__What to do__: Output the full listing word for word.

Extracts from a graphics dataset:
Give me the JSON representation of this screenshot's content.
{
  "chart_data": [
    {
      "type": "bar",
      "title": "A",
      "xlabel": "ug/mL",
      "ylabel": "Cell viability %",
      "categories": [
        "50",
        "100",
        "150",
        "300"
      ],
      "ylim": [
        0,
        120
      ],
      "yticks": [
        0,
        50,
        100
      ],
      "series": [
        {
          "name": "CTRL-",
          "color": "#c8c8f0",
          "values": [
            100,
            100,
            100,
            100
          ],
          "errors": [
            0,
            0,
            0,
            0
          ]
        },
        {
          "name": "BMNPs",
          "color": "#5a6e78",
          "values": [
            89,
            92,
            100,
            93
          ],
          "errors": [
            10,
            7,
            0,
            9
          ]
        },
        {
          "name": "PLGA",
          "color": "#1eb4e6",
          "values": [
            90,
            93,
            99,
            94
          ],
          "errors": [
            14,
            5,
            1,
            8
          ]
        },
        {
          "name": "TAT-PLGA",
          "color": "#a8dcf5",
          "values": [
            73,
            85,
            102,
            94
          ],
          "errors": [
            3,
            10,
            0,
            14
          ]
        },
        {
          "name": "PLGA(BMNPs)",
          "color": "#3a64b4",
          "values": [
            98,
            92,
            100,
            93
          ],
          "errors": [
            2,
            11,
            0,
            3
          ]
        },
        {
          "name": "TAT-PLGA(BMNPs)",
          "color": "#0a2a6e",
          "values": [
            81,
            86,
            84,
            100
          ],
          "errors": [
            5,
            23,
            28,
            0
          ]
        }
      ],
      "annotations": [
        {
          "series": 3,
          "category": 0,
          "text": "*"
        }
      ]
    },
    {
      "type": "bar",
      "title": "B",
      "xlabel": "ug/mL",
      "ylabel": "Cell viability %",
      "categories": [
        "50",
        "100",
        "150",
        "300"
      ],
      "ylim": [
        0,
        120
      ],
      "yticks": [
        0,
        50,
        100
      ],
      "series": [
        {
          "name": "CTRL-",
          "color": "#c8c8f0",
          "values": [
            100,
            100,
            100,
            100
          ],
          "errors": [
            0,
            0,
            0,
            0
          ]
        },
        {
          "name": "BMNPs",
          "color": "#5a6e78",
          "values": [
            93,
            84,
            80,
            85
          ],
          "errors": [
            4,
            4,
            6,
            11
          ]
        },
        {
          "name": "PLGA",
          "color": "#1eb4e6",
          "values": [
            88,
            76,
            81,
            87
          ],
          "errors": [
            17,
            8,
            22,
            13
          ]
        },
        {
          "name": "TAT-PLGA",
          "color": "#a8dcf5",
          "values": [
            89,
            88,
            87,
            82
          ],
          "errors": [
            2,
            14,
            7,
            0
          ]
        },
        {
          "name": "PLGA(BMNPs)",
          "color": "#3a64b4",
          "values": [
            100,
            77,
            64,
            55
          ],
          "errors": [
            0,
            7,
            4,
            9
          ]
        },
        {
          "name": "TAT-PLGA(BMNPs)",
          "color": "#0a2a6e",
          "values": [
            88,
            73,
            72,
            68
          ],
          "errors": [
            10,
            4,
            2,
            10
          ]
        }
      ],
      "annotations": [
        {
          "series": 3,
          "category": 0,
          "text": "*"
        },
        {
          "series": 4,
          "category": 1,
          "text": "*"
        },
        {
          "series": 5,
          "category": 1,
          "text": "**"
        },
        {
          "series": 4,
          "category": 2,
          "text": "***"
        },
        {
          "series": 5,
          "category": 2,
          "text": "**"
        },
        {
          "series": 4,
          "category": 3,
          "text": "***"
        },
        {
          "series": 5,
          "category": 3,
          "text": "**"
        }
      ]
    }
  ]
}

__Answer to this exercise__:
Give me the JSON representation of this screenshot's content.
{
  "chart_data": [
    {
      "type": "bar",
      "title": "A",
      "xlabel": "ug/mL",
      "ylabel": "Cell viability %",
      "categories": [
        "50",
        "100",
        "150",
        "300"
      ],
      "ylim": [
        0,
        120
      ],
      "yticks": [
        0,
        50,
        100
      ],
      "series": [
        {
          "name": "CTRL-",
          "color": "#c8c8f0",
          "values": [
            100,
            100,
            100,
            100
          ],
          "errors": [
            0,
            0,
            0,
            0
          ]
        },
        {
          "name": "BMNPs",
          "color": "#5a6e78",
          "values": [
            89,
            92,
            100,
            93
          ],
          "errors": [
            10,
            7,
            0,
            9
          ]
        },
        {
          "name": "PLGA",
          "color": "#1eb4e6",
          "values": [
            90,
            93,
            99,
            94
          ],
          "errors": [
            14,
            5,
            1,
            8
          ]
        },
        {
          "name": "TAT-PLGA",
          "color": "#a8dcf5",
          "values": [
            73,
            85,
            102,
            94
          ],
          "errors": [
            3,
            10,
            0,
            14
          ]
        },
        {
          "name": "PLGA(BMNPs)",
          "color": "#3a64b4",
          "values": [
            98,
            92,
            100,
            93
          ],
          "errors": [
            2,
            11,
            0,
            3
          ]
        },
        {
          "name": "TAT-PLGA(BMNPs)",
          "color": "#0a2a6e",
          "values": [
            81,
            86,
            84,
            100
          ],
          "errors": [
            5,
            23,
            28,
            0
          ]
        }
      ],
      "annotations": [
        {
          "series": 3,
          "category": 0,
          "text": "*"
        }
      ]
    },
    {
      "type": "bar",
      "title": "B",
      "xlabel": "ug/mL",
      "ylabel": "Cell viability %",
      "categories": [
        "50",
        "100",
        "150",
        "300"
      ],
      "ylim": [
        0,
        120
      ],
      "yticks": [
        0,
        50,
        100
      ],
      "series": [
        {
          "name": "CTRL-",
          "color": "#c8c8f0",
          "values": [
            100,
            100,
            100,
            100
          ],
          "errors": [
            0,
            0,
            0,
            0
          ]
        },
        {
          "name": "BMNPs",
          "color": "#5a6e78",
          "values": [
            93,
            84,
            80,
            85
          ],
          "errors": [
            4,
            4,
            6,
            11
          ]
        },
        {
          "name": "PLGA",
          "color": "#1eb4e6",
          "values": [
            88,
            76,
            81,
            87
          ],
          "errors": [
            17,
            8,
            22,
            13
          ]
        },
        {
          "name": "TAT-PLGA",
          "color": "#a8dcf5",
          "values": [
            89,
            88,
            87,
            82
          ],
          "errors": [
            2,
            14,
            7,
            0
          ]
        },
        {
          "name": "PLGA(BMNPs)",
          "color": "#3a64b4",
          "values": [
            100,
            77,
            64,
            55
          ],
          "errors": [
            0,
            7,
            4,
            9
          ]
        },
        {
          "name": "TAT-PLGA(BMNPs)",
          "color": "#0a2a6e",
          "values": [
            88,
            73,
            72,
            68
          ],
          "errors": [
            10,
            4,
            2,
            10
          ]
        }
      ],
      "annotations": [
        {
          "series": 3,
          "category": 0,
          "text": "*"
        },
        {
          "series": 4,
          "category": 1,
          "text": "*"
        },
        {
          "series": 5,
          "category": 1,
          "text": "**"
        },
        {
          "series": 4,
          "category": 2,
          "text": "***"
        },
        {
          "series": 5,
          "category": 2,
          "text": "**"
        },
        {
          "series": 4,
          "category": 3,
          "text": "***"
        },
        {
          "series": 5,
          "category": 3,
          "text": "**"
        }
      ]
    }
  ]
}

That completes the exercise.